**The problem:**
Pick out the lines below that contain the string "Distance" and copy them all.

* begin *

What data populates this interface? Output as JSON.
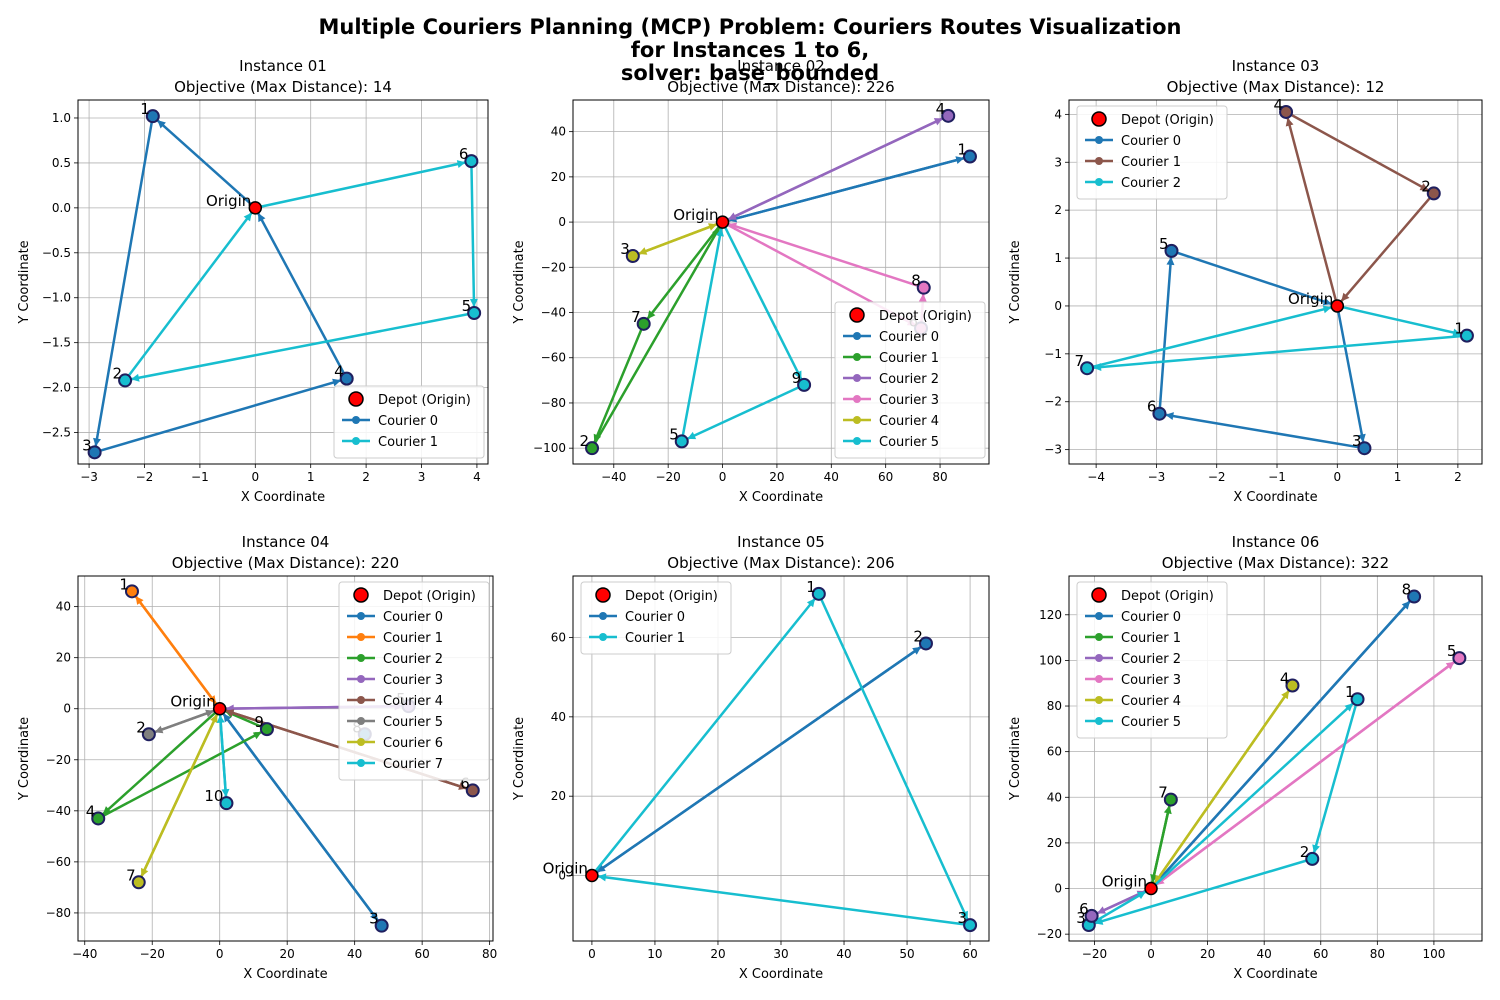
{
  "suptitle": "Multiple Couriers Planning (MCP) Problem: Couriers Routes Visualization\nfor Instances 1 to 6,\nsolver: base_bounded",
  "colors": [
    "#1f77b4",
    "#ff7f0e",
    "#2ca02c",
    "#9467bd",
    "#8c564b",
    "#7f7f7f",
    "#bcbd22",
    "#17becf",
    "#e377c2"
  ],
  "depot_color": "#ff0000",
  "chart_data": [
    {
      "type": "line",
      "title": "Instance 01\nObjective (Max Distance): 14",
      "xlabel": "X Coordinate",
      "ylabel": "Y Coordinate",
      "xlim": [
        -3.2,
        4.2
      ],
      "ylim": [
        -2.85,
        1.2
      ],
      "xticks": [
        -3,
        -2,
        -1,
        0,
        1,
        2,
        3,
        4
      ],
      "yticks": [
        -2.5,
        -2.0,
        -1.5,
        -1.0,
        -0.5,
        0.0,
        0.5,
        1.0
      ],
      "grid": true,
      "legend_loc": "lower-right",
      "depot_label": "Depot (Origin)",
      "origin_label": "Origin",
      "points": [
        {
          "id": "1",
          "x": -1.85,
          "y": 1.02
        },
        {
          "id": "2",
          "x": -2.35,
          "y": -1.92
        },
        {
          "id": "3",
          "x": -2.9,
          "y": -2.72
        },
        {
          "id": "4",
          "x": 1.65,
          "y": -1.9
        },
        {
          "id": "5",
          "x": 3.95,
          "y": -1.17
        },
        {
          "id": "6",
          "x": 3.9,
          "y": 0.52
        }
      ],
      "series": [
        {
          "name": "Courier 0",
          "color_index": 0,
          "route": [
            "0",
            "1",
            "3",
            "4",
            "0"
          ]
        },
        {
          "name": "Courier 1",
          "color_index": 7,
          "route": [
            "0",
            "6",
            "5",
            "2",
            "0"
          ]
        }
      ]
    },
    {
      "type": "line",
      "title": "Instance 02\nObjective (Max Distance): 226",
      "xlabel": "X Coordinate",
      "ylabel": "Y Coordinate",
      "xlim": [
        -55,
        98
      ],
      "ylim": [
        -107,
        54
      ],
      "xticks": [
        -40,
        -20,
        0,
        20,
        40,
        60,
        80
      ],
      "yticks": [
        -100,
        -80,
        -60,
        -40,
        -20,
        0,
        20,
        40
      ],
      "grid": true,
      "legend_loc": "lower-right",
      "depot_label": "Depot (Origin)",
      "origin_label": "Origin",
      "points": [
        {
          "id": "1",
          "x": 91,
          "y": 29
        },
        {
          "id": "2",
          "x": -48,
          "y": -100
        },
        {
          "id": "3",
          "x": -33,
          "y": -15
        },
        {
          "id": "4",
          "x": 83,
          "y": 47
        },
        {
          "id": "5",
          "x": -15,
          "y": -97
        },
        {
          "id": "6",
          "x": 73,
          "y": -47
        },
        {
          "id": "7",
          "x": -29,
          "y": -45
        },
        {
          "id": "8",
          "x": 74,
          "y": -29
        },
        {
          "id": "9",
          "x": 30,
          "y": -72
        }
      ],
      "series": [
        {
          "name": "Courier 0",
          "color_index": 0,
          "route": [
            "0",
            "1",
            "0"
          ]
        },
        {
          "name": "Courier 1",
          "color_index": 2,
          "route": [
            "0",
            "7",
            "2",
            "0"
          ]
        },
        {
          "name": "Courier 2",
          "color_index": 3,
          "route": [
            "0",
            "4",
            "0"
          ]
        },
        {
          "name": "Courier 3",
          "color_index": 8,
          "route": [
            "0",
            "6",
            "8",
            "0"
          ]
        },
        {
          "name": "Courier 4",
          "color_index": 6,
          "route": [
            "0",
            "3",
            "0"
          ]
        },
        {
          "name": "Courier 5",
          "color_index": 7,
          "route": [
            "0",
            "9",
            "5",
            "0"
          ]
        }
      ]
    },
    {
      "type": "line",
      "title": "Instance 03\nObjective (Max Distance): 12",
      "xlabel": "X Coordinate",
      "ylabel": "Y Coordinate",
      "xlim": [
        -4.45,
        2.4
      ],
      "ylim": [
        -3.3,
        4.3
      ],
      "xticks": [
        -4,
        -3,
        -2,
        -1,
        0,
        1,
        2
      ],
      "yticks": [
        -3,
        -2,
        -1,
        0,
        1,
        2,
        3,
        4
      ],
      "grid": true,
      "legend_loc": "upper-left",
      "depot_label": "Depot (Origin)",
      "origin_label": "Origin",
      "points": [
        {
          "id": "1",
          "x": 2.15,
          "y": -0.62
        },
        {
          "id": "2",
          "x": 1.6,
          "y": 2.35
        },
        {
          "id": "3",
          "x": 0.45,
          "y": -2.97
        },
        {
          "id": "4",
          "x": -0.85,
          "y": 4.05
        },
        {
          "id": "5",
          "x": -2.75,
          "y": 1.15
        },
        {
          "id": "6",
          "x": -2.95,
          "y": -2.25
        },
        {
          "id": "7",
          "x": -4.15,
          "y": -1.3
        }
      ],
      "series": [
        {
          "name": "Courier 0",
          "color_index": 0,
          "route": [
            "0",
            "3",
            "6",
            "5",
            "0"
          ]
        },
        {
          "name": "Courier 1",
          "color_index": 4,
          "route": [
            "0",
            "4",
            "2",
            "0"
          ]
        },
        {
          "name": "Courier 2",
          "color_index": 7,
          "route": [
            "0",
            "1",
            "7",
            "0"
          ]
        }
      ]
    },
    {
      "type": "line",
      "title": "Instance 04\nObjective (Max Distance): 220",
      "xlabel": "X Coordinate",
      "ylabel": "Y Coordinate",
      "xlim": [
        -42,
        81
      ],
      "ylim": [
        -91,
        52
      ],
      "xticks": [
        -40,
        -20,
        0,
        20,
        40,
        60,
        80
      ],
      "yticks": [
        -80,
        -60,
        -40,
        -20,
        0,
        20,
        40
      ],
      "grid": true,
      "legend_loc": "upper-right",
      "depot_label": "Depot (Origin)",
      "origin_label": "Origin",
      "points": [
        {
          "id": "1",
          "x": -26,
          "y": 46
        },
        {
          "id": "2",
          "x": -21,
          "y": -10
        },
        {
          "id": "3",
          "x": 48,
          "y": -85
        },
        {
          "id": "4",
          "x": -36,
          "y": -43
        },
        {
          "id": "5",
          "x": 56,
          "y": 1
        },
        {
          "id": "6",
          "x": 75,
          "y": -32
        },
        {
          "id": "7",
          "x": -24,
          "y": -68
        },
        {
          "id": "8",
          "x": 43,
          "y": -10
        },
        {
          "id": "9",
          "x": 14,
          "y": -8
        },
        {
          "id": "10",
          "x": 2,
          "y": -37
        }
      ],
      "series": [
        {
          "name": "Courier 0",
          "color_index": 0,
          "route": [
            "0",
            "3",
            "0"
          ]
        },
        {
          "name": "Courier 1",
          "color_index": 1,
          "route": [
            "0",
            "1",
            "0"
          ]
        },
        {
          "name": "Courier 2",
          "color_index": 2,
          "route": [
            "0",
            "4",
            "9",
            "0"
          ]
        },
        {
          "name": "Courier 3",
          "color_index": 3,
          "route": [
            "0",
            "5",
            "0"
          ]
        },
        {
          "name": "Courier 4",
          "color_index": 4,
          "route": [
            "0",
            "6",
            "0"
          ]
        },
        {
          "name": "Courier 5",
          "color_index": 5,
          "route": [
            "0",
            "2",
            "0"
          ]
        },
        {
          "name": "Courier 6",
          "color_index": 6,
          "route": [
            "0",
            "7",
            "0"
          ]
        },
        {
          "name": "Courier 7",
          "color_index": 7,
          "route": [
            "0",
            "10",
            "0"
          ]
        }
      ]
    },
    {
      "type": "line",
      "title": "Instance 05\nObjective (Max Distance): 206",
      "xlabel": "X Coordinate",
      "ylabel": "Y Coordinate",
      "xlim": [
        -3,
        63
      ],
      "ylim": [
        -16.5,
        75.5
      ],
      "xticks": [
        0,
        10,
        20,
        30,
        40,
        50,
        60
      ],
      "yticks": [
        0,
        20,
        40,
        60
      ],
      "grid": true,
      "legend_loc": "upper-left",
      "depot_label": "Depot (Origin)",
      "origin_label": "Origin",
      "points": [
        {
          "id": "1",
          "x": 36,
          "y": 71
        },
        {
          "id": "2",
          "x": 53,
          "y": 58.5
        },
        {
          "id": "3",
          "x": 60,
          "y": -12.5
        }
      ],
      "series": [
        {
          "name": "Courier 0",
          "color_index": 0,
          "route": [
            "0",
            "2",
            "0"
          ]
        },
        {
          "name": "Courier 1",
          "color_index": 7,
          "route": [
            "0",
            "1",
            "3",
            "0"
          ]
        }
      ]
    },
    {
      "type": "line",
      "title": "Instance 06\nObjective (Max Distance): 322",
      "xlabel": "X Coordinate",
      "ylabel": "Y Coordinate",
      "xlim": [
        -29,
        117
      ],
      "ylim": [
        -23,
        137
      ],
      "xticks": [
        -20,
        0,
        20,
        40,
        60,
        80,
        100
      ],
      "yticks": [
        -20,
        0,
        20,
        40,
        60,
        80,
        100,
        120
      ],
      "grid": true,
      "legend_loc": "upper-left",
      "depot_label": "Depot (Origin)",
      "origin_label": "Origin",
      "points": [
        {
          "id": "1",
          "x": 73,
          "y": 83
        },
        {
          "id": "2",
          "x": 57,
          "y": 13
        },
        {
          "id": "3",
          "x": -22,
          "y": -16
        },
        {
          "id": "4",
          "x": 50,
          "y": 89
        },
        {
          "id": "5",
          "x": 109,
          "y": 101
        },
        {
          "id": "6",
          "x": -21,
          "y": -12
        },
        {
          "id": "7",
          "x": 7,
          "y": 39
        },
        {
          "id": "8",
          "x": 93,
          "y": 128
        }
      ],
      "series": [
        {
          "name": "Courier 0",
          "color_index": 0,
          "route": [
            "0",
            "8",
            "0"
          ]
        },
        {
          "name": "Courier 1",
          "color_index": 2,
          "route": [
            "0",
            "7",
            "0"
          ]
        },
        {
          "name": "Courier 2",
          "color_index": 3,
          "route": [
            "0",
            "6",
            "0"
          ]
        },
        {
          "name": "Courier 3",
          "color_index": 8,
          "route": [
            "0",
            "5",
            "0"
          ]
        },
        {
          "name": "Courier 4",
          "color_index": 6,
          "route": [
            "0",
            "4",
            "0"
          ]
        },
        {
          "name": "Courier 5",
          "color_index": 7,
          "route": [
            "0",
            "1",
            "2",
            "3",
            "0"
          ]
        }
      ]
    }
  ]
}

* end *

**The solution:**
      "title": "Instance 01\nObjective (Max Distance): 14",
      "title": "Instance 02\nObjective (Max Distance): 226",
      "title": "Instance 03\nObjective (Max Distance): 12",
      "title": "Instance 04\nObjective (Max Distance): 220",
      "title": "Instance 05\nObjective (Max Distance): 206",
      "title": "Instance 06\nObjective (Max Distance): 322",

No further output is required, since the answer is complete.